> _MATERIAL SUPPLIED_:
start

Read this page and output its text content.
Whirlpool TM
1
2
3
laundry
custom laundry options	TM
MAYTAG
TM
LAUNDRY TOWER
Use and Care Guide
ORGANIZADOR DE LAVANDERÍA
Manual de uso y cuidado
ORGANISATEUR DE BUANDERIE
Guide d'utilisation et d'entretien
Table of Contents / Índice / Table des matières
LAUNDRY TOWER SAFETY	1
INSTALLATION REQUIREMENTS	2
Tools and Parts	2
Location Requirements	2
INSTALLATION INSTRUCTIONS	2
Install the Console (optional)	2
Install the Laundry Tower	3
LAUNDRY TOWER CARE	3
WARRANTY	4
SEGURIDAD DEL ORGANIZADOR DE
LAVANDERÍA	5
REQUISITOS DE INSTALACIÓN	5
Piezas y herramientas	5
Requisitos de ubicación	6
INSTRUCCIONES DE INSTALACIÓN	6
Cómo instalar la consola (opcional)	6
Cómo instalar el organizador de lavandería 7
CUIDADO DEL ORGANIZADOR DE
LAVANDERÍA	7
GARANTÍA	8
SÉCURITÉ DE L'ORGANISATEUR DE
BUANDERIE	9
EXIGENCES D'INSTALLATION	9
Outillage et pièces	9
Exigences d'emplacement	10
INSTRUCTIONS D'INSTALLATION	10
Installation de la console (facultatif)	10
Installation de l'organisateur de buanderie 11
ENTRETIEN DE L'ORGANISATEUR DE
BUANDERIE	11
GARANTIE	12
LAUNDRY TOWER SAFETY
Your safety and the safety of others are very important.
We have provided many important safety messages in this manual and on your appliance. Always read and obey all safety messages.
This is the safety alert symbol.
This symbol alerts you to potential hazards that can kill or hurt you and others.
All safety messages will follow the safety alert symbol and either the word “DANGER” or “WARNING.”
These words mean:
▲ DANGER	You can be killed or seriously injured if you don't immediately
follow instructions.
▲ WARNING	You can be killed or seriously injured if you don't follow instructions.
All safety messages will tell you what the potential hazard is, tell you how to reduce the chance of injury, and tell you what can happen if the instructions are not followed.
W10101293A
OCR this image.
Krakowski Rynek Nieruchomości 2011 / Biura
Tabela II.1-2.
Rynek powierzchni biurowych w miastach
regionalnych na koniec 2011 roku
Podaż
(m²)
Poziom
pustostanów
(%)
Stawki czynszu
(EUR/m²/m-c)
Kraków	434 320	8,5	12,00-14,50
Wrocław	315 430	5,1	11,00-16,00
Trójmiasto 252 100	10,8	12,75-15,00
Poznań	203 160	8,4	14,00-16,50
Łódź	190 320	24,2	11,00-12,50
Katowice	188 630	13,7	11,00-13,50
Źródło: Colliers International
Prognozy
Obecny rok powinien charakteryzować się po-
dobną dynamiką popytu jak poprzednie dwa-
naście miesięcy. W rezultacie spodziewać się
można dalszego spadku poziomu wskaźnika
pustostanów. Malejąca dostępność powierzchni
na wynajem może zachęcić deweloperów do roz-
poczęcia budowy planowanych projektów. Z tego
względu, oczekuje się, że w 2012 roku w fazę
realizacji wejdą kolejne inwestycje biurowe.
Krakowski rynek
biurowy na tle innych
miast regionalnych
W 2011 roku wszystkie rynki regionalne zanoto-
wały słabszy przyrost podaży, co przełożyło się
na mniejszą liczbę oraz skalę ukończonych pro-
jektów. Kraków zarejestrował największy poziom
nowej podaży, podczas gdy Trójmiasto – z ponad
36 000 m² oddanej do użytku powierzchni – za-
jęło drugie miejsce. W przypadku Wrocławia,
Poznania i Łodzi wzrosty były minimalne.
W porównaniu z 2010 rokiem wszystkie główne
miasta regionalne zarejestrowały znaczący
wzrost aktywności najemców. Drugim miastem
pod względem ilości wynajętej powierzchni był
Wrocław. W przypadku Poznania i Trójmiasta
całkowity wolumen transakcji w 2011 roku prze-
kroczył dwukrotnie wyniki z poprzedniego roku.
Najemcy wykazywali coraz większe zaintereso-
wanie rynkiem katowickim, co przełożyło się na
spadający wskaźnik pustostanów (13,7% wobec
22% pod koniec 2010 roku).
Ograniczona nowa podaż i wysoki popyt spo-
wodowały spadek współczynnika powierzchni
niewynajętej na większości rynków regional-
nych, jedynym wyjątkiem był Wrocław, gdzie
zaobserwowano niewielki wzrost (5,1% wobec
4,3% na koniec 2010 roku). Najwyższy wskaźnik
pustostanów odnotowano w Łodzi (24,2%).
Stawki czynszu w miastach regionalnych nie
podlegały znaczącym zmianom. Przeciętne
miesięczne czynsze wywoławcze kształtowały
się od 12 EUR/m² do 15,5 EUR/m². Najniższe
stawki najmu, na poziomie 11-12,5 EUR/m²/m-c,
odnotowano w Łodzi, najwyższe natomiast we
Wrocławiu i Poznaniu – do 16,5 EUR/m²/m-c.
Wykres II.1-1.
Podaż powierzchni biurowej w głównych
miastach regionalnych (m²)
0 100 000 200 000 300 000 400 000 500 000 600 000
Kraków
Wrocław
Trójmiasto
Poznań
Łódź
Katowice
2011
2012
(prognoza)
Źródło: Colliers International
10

end

> _AIM_:
All of the records must be retyped exactly as they are.

> _RESPONSE FOR THIS EXERCISE_:
Read this page and output its text content.
Whirlpool TM
1
2
3
laundry
custom laundry options	TM
MAYTAG
TM
LAUNDRY TOWER
Use and Care Guide
ORGANIZADOR DE LAVANDERÍA
Manual de uso y cuidado
ORGANISATEUR DE BUANDERIE
Guide d'utilisation et d'entretien
Table of Contents / Índice / Table des matières
LAUNDRY TOWER SAFETY	1
INSTALLATION REQUIREMENTS	2
Tools and Parts	2
Location Requirements	2
INSTALLATION INSTRUCTIONS	2
Install the Console (optional)	2
Install the Laundry Tower	3
LAUNDRY TOWER CARE	3
WARRANTY	4
SEGURIDAD DEL ORGANIZADOR DE
LAVANDERÍA	5
REQUISITOS DE INSTALACIÓN	5
Piezas y herramientas	5
Requisitos de ubicación	6
INSTRUCCIONES DE INSTALACIÓN	6
Cómo instalar la consola (opcional)	6
Cómo instalar el organizador de lavandería 7
CUIDADO DEL ORGANIZADOR DE
LAVANDERÍA	7
GARANTÍA	8
SÉCURITÉ DE L'ORGANISATEUR DE
BUANDERIE	9
EXIGENCES D'INSTALLATION	9
Outillage et pièces	9
Exigences d'emplacement	10
INSTRUCTIONS D'INSTALLATION	10
Installation de la console (facultatif)	10
Installation de l'organisateur de buanderie 11
ENTRETIEN DE L'ORGANISATEUR DE
BUANDERIE	11
GARANTIE	12
LAUNDRY TOWER SAFETY
Your safety and the safety of others are very important.
We have provided many important safety messages in this manual and on your appliance. Always read and obey all safety messages.
This is the safety alert symbol.
This symbol alerts you to potential hazards that can kill or hurt you and others.
All safety messages will follow the safety alert symbol and either the word “DANGER” or “WARNING.”
These words mean:
▲ DANGER	You can be killed or seriously injured if you don't immediately
follow instructions.
▲ WARNING	You can be killed or seriously injured if you don't follow instructions.
All safety messages will tell you what the potential hazard is, tell you how to reduce the chance of injury, and tell you what can happen if the instructions are not followed.
W10101293A
OCR this image.
Krakowski Rynek Nieruchomości 2011 / Biura
Tabela II.1-2.
Rynek powierzchni biurowych w miastach
regionalnych na koniec 2011 roku
Podaż
(m²)
Poziom
pustostanów
(%)
Stawki czynszu
(EUR/m²/m-c)
Kraków	434 320	8,5	12,00-14,50
Wrocław	315 430	5,1	11,00-16,00
Trójmiasto 252 100	10,8	12,75-15,00
Poznań	203 160	8,4	14,00-16,50
Łódź	190 320	24,2	11,00-12,50
Katowice	188 630	13,7	11,00-13,50
Źródło: Colliers International
Prognozy
Obecny rok powinien charakteryzować się po-
dobną dynamiką popytu jak poprzednie dwa-
naście miesięcy. W rezultacie spodziewać się
można dalszego spadku poziomu wskaźnika
pustostanów. Malejąca dostępność powierzchni
na wynajem może zachęcić deweloperów do roz-
poczęcia budowy planowanych projektów. Z tego
względu, oczekuje się, że w 2012 roku w fazę
realizacji wejdą kolejne inwestycje biurowe.
Krakowski rynek
biurowy na tle innych
miast regionalnych
W 2011 roku wszystkie rynki regionalne zanoto-
wały słabszy przyrost podaży, co przełożyło się
na mniejszą liczbę oraz skalę ukończonych pro-
jektów. Kraków zarejestrował największy poziom
nowej podaży, podczas gdy Trójmiasto – z ponad
36 000 m² oddanej do użytku powierzchni – za-
jęło drugie miejsce. W przypadku Wrocławia,
Poznania i Łodzi wzrosty były minimalne.
W porównaniu z 2010 rokiem wszystkie główne
miasta regionalne zarejestrowały znaczący
wzrost aktywności najemców. Drugim miastem
pod względem ilości wynajętej powierzchni był
Wrocław. W przypadku Poznania i Trójmiasta
całkowity wolumen transakcji w 2011 roku prze-
kroczył dwukrotnie wyniki z poprzedniego roku.
Najemcy wykazywali coraz większe zaintereso-
wanie rynkiem katowickim, co przełożyło się na
spadający wskaźnik pustostanów (13,7% wobec
22% pod koniec 2010 roku).
Ograniczona nowa podaż i wysoki popyt spo-
wodowały spadek współczynnika powierzchni
niewynajętej na większości rynków regional-
nych, jedynym wyjątkiem był Wrocław, gdzie
zaobserwowano niewielki wzrost (5,1% wobec
4,3% na koniec 2010 roku). Najwyższy wskaźnik
pustostanów odnotowano w Łodzi (24,2%).
Stawki czynszu w miastach regionalnych nie
podlegały znaczącym zmianom. Przeciętne
miesięczne czynsze wywoławcze kształtowały
się od 12 EUR/m² do 15,5 EUR/m². Najniższe
stawki najmu, na poziomie 11-12,5 EUR/m²/m-c,
odnotowano w Łodzi, najwyższe natomiast we
Wrocławiu i Poznaniu – do 16,5 EUR/m²/m-c.
Wykres II.1-1.
Podaż powierzchni biurowej w głównych
miastach regionalnych (m²)
0 100 000 200 000 300 000 400 000 500 000 600 000
Kraków
Wrocław
Trójmiasto
Poznań
Łódź
Katowice
2011
2012
(prognoza)
Źródło: Colliers International
10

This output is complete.